Provided data.
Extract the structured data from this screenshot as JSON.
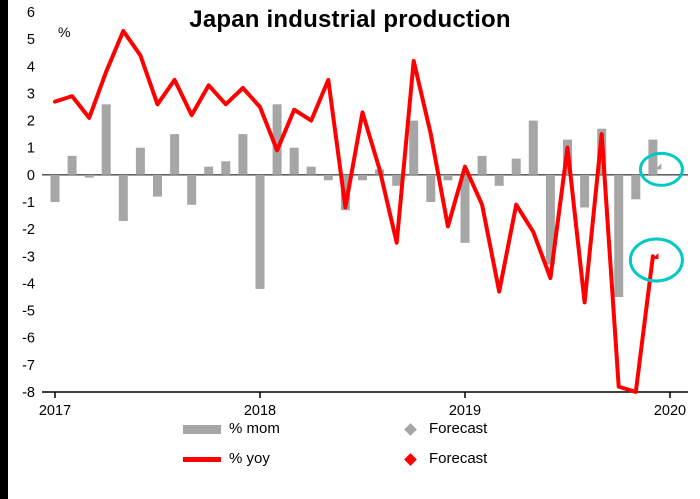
{
  "chart_data": {
    "type": "bar",
    "combo": "bar + line",
    "title": "Japan industrial production",
    "y_unit": "%",
    "ylim": [
      -8,
      6
    ],
    "y_ticks": [
      6,
      5,
      4,
      3,
      2,
      1,
      0,
      -1,
      -2,
      -3,
      -4,
      -5,
      -6,
      -7,
      -8
    ],
    "grid": false,
    "legend_position": "bottom",
    "x_tick_labels": [
      "2017",
      "2018",
      "2019",
      "2020"
    ],
    "x_tick_month_index": [
      0,
      12,
      24,
      36
    ],
    "months": [
      "Jan 2017",
      "Feb 2017",
      "Mar 2017",
      "Apr 2017",
      "May 2017",
      "Jun 2017",
      "Jul 2017",
      "Aug 2017",
      "Sep 2017",
      "Oct 2017",
      "Nov 2017",
      "Dec 2017",
      "Jan 2018",
      "Feb 2018",
      "Mar 2018",
      "Apr 2018",
      "May 2018",
      "Jun 2018",
      "Jul 2018",
      "Aug 2018",
      "Sep 2018",
      "Oct 2018",
      "Nov 2018",
      "Dec 2018",
      "Jan 2019",
      "Feb 2019",
      "Mar 2019",
      "Apr 2019",
      "May 2019",
      "Jun 2019",
      "Jul 2019",
      "Aug 2019",
      "Sep 2019",
      "Oct 2019",
      "Nov 2019",
      "Dec 2019"
    ],
    "series": [
      {
        "name": "% mom",
        "type": "bar",
        "color": "#A6A6A6",
        "values": [
          -1.0,
          0.7,
          -0.1,
          2.6,
          -1.7,
          1.0,
          -0.8,
          1.5,
          -1.1,
          0.3,
          0.5,
          1.5,
          -4.2,
          2.6,
          1.0,
          0.3,
          -0.2,
          -1.3,
          -0.2,
          0.2,
          -0.4,
          2.0,
          -1.0,
          -0.2,
          -2.5,
          0.7,
          -0.4,
          0.6,
          2.0,
          -3.3,
          1.3,
          -1.2,
          1.7,
          -4.5,
          -0.9,
          1.3
        ]
      },
      {
        "name": "% yoy",
        "type": "line",
        "color": "#FF0000",
        "values": [
          2.7,
          2.9,
          2.1,
          3.8,
          5.3,
          4.4,
          2.6,
          3.5,
          2.2,
          3.3,
          2.6,
          3.2,
          2.5,
          0.9,
          2.4,
          2.0,
          3.5,
          -1.2,
          2.3,
          0.2,
          -2.5,
          4.2,
          1.5,
          -1.9,
          0.3,
          -1.1,
          -4.3,
          -1.1,
          -2.1,
          -3.8,
          1.0,
          -4.7,
          1.5,
          -7.8,
          -8.0,
          -3.0
        ]
      }
    ],
    "forecast": {
      "x_label": "2020",
      "mom": {
        "name": "Forecast",
        "value": 0.2,
        "color": "#A6A6A6"
      },
      "yoy": {
        "name": "Forecast",
        "value": -3.1,
        "color": "#FF0000"
      }
    },
    "highlight_color": "#00C9C4",
    "annotations": [
      {
        "type": "ellipse-highlight",
        "around": "mom-forecast-diamond",
        "color": "#00C9C4"
      },
      {
        "type": "ellipse-highlight",
        "around": "yoy-forecast-diamond",
        "color": "#00C9C4"
      }
    ]
  },
  "legend": {
    "items": [
      {
        "swatch": "bar",
        "color": "#A6A6A6",
        "label": "% mom"
      },
      {
        "swatch": "diamond",
        "color": "#A6A6A6",
        "label": "Forecast"
      },
      {
        "swatch": "line",
        "color": "#FF0000",
        "label": "% yoy"
      },
      {
        "swatch": "diamond",
        "color": "#FF0000",
        "label": "Forecast"
      }
    ]
  }
}
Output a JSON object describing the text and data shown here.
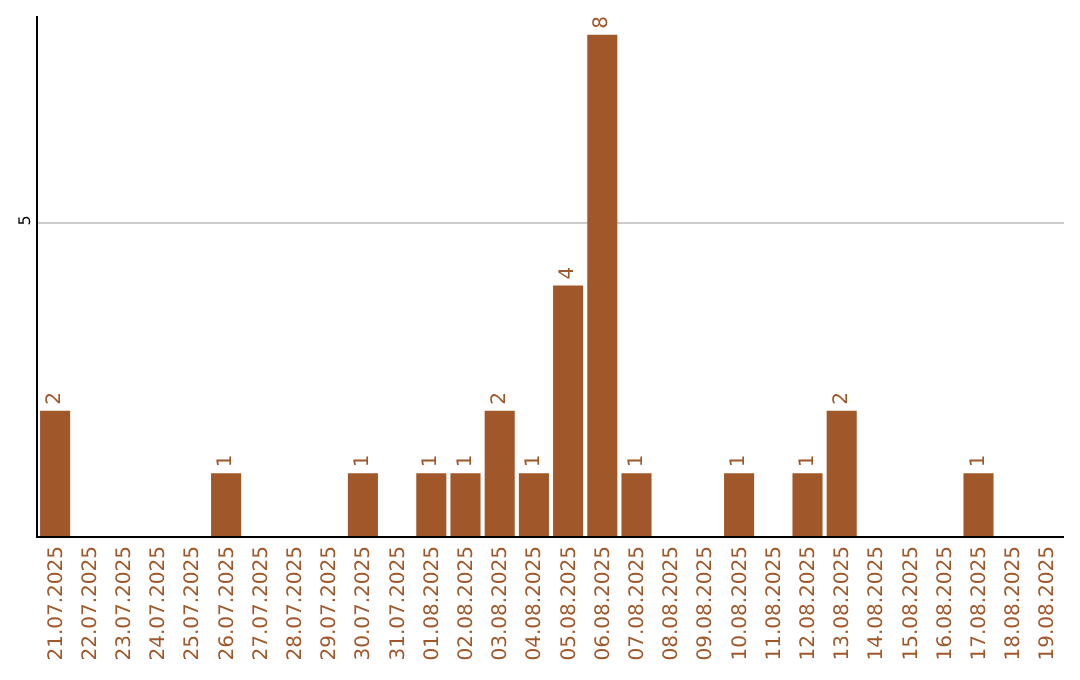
{
  "chart_data": {
    "type": "bar",
    "categories": [
      "21.07.2025",
      "22.07.2025",
      "23.07.2025",
      "24.07.2025",
      "25.07.2025",
      "26.07.2025",
      "27.07.2025",
      "28.07.2025",
      "29.07.2025",
      "30.07.2025",
      "31.07.2025",
      "01.08.2025",
      "02.08.2025",
      "03.08.2025",
      "04.08.2025",
      "05.08.2025",
      "06.08.2025",
      "07.08.2025",
      "08.08.2025",
      "09.08.2025",
      "10.08.2025",
      "11.08.2025",
      "12.08.2025",
      "13.08.2025",
      "14.08.2025",
      "15.08.2025",
      "16.08.2025",
      "17.08.2025",
      "18.08.2025",
      "19.08.2025"
    ],
    "values": [
      2,
      0,
      0,
      0,
      0,
      1,
      0,
      0,
      0,
      1,
      0,
      1,
      1,
      2,
      1,
      4,
      8,
      1,
      0,
      0,
      1,
      0,
      1,
      2,
      0,
      0,
      0,
      1,
      0,
      0
    ],
    "value_labels": [
      "2",
      null,
      null,
      null,
      null,
      "1",
      null,
      null,
      null,
      "1",
      null,
      "1",
      "1",
      "2",
      "1",
      "4",
      "8",
      "1",
      null,
      null,
      "1",
      null,
      "1",
      "2",
      null,
      null,
      null,
      "1",
      null,
      null
    ],
    "color": "#a0582a",
    "ylim": [
      0,
      8.3
    ],
    "yticks": [
      5
    ],
    "grid": "y"
  }
}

Required work.
Reproduce the whole listing above word for word, but not its pictures.

Task response.
Extract the structured data from this screenshot as JSON.
{
  "chart_data": {
    "type": "bar",
    "combo": "bar + line",
    "title": "Japan industrial production",
    "y_unit": "%",
    "ylim": [
      -8,
      6
    ],
    "y_ticks": [
      6,
      5,
      4,
      3,
      2,
      1,
      0,
      -1,
      -2,
      -3,
      -4,
      -5,
      -6,
      -7,
      -8
    ],
    "grid": false,
    "legend_position": "bottom",
    "x_tick_labels": [
      "2017",
      "2018",
      "2019",
      "2020"
    ],
    "x_tick_month_index": [
      0,
      12,
      24,
      36
    ],
    "months": [
      "Jan 2017",
      "Feb 2017",
      "Mar 2017",
      "Apr 2017",
      "May 2017",
      "Jun 2017",
      "Jul 2017",
      "Aug 2017",
      "Sep 2017",
      "Oct 2017",
      "Nov 2017",
      "Dec 2017",
      "Jan 2018",
      "Feb 2018",
      "Mar 2018",
      "Apr 2018",
      "May 2018",
      "Jun 2018",
      "Jul 2018",
      "Aug 2018",
      "Sep 2018",
      "Oct 2018",
      "Nov 2018",
      "Dec 2018",
      "Jan 2019",
      "Feb 2019",
      "Mar 2019",
      "Apr 2019",
      "May 2019",
      "Jun 2019",
      "Jul 2019",
      "Aug 2019",
      "Sep 2019",
      "Oct 2019",
      "Nov 2019",
      "Dec 2019"
    ],
    "series": [
      {
        "name": "% mom",
        "type": "bar",
        "color": "#A6A6A6",
        "values": [
          -1.0,
          0.7,
          -0.1,
          2.6,
          -1.7,
          1.0,
          -0.8,
          1.5,
          -1.1,
          0.3,
          0.5,
          1.5,
          -4.2,
          2.6,
          1.0,
          0.3,
          -0.2,
          -1.3,
          -0.2,
          0.2,
          -0.4,
          2.0,
          -1.0,
          -0.2,
          -2.5,
          0.7,
          -0.4,
          0.6,
          2.0,
          -3.3,
          1.3,
          -1.2,
          1.7,
          -4.5,
          -0.9,
          1.3
        ]
      },
      {
        "name": "% yoy",
        "type": "line",
        "color": "#FF0000",
        "values": [
          2.7,
          2.9,
          2.1,
          3.8,
          5.3,
          4.4,
          2.6,
          3.5,
          2.2,
          3.3,
          2.6,
          3.2,
          2.5,
          0.9,
          2.4,
          2.0,
          3.5,
          -1.2,
          2.3,
          0.2,
          -2.5,
          4.2,
          1.5,
          -1.9,
          0.3,
          -1.1,
          -4.3,
          -1.1,
          -2.1,
          -3.8,
          1.0,
          -4.7,
          1.5,
          -7.8,
          -8.0,
          -3.0
        ]
      }
    ],
    "forecast": {
      "x_label": "2020",
      "mom": {
        "name": "Forecast",
        "value": 0.2,
        "color": "#A6A6A6"
      },
      "yoy": {
        "name": "Forecast",
        "value": -3.1,
        "color": "#FF0000"
      }
    },
    "highlight_color": "#00C9C4",
    "annotations": [
      {
        "type": "ellipse-highlight",
        "around": "mom-forecast-diamond",
        "color": "#00C9C4"
      },
      {
        "type": "ellipse-highlight",
        "around": "yoy-forecast-diamond",
        "color": "#00C9C4"
      }
    ]
  },
  "legend": {
    "items": [
      {
        "swatch": "bar",
        "color": "#A6A6A6",
        "label": "% mom"
      },
      {
        "swatch": "diamond",
        "color": "#A6A6A6",
        "label": "Forecast"
      },
      {
        "swatch": "line",
        "color": "#FF0000",
        "label": "% yoy"
      },
      {
        "swatch": "diamond",
        "color": "#FF0000",
        "label": "Forecast"
      }
    ]
  }
}
Output a JSON object describing the text and data shown here.
{
  "chart_data": {
    "type": "bar",
    "categories": [
      "21.07.2025",
      "22.07.2025",
      "23.07.2025",
      "24.07.2025",
      "25.07.2025",
      "26.07.2025",
      "27.07.2025",
      "28.07.2025",
      "29.07.2025",
      "30.07.2025",
      "31.07.2025",
      "01.08.2025",
      "02.08.2025",
      "03.08.2025",
      "04.08.2025",
      "05.08.2025",
      "06.08.2025",
      "07.08.2025",
      "08.08.2025",
      "09.08.2025",
      "10.08.2025",
      "11.08.2025",
      "12.08.2025",
      "13.08.2025",
      "14.08.2025",
      "15.08.2025",
      "16.08.2025",
      "17.08.2025",
      "18.08.2025",
      "19.08.2025"
    ],
    "values": [
      2,
      0,
      0,
      0,
      0,
      1,
      0,
      0,
      0,
      1,
      0,
      1,
      1,
      2,
      1,
      4,
      8,
      1,
      0,
      0,
      1,
      0,
      1,
      2,
      0,
      0,
      0,
      1,
      0,
      0
    ],
    "value_labels": [
      "2",
      null,
      null,
      null,
      null,
      "1",
      null,
      null,
      null,
      "1",
      null,
      "1",
      "1",
      "2",
      "1",
      "4",
      "8",
      "1",
      null,
      null,
      "1",
      null,
      "1",
      "2",
      null,
      null,
      null,
      "1",
      null,
      null
    ],
    "color": "#a0582a",
    "ylim": [
      0,
      8.3
    ],
    "yticks": [
      5
    ],
    "grid": "y"
  }
}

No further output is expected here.